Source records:
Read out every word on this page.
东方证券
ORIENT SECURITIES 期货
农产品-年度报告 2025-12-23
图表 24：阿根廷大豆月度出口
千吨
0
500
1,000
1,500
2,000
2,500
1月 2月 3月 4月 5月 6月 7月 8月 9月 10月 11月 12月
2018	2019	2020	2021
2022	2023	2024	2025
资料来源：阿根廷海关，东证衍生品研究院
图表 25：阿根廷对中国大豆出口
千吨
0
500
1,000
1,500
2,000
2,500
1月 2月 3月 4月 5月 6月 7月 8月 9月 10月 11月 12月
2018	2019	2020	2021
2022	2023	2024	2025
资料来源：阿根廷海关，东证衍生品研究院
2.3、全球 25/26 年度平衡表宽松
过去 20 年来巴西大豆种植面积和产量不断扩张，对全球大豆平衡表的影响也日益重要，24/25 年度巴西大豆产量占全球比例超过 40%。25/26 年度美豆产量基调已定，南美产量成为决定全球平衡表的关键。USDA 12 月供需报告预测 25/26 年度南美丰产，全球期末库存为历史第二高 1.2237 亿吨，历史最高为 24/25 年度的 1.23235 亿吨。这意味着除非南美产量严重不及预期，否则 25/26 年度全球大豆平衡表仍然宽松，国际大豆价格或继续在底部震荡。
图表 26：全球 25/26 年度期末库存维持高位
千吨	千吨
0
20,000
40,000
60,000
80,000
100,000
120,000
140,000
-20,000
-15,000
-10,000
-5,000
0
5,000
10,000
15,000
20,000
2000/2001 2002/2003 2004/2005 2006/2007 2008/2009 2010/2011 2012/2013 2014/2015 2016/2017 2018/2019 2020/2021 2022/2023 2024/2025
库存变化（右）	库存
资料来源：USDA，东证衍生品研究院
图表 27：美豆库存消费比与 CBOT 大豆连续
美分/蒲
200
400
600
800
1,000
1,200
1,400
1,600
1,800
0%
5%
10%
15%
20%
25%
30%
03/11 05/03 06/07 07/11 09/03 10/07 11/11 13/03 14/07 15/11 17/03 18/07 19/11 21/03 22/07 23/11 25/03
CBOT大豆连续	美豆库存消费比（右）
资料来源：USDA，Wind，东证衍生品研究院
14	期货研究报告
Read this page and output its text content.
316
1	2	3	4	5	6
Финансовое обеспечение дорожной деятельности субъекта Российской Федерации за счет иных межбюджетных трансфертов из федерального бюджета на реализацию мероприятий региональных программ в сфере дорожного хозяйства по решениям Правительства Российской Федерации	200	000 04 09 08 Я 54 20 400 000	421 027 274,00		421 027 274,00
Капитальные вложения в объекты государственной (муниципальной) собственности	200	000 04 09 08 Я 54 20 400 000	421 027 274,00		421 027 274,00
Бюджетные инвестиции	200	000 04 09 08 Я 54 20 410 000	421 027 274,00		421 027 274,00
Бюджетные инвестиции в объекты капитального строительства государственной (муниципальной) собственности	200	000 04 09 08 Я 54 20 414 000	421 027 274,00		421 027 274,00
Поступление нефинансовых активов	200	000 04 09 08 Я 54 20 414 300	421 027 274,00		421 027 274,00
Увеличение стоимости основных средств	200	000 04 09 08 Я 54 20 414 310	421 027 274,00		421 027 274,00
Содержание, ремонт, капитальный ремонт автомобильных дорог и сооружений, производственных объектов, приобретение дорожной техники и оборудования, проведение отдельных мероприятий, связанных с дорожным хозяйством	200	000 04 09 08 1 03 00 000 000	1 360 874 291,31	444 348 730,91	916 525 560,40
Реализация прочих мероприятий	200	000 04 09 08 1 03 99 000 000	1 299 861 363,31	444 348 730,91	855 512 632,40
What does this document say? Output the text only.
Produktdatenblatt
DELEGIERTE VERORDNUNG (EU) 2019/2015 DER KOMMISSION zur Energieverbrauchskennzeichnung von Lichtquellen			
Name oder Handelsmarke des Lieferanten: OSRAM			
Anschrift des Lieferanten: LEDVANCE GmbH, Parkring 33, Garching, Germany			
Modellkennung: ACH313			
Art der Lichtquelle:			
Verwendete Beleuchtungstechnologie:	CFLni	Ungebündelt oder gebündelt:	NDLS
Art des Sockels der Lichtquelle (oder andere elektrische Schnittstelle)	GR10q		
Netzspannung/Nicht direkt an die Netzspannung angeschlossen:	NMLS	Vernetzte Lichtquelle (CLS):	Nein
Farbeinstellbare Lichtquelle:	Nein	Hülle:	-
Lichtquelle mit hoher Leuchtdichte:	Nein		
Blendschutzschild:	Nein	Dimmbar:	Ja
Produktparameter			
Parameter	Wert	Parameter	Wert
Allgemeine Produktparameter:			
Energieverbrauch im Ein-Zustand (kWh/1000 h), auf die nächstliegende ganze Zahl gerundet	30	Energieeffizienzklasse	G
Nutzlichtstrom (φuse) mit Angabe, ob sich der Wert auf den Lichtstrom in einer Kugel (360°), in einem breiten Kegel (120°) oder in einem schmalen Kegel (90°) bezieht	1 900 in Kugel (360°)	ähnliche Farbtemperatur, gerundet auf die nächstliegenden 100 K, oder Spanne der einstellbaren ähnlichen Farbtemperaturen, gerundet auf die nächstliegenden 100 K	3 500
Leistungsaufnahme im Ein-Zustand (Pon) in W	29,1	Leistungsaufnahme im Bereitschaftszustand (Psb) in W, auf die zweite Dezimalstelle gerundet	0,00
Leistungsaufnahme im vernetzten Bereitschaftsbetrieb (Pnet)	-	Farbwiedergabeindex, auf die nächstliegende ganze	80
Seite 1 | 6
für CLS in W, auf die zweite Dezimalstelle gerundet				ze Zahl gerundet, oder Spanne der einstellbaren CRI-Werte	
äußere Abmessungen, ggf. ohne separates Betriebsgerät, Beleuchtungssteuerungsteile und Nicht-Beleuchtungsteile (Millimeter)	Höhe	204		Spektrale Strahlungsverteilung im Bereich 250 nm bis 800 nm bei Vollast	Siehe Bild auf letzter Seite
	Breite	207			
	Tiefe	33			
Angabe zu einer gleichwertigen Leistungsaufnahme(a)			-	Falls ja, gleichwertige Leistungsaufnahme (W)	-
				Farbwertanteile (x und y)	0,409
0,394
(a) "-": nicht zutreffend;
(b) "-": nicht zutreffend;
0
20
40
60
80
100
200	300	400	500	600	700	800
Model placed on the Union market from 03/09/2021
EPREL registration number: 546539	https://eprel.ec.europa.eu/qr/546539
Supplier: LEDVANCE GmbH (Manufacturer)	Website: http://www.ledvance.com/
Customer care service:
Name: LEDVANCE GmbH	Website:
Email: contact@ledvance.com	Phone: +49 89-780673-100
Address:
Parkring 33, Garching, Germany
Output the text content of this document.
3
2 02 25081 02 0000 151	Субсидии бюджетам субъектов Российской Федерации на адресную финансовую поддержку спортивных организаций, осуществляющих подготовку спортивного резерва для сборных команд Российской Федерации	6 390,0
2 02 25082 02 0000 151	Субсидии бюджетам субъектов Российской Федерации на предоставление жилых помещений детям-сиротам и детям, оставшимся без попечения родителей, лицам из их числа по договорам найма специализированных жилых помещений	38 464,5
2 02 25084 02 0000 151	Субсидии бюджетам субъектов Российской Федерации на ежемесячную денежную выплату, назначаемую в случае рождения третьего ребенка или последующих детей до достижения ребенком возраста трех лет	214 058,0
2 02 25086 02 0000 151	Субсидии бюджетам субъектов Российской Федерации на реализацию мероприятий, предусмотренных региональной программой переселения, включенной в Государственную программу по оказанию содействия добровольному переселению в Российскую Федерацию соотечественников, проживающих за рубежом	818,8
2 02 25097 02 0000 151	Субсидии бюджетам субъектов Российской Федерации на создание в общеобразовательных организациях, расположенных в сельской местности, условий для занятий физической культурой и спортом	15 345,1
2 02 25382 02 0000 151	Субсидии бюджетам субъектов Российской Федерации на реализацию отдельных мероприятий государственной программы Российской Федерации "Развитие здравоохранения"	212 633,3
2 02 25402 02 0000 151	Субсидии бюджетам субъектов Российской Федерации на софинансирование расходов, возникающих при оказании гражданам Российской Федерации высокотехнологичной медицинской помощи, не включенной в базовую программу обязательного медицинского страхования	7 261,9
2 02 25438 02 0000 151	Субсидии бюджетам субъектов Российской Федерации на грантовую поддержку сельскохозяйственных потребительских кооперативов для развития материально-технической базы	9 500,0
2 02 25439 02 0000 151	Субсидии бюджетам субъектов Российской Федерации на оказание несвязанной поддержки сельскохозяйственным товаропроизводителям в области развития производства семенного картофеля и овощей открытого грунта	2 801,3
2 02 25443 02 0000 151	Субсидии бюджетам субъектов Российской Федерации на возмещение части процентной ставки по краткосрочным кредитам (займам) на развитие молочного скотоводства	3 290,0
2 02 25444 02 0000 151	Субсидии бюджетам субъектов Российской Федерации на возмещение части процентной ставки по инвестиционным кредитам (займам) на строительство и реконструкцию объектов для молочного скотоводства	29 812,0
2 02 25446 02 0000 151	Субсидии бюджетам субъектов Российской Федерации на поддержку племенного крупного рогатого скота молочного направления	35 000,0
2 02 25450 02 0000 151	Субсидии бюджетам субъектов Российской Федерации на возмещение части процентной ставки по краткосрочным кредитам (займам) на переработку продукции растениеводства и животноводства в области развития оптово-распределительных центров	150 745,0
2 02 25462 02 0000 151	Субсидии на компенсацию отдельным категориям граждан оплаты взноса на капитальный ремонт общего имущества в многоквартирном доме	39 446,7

TASK DIRECTIONS — Find out how many lines in the listing contain the string "zweite". Give the number alone.

TASK RESULT — 2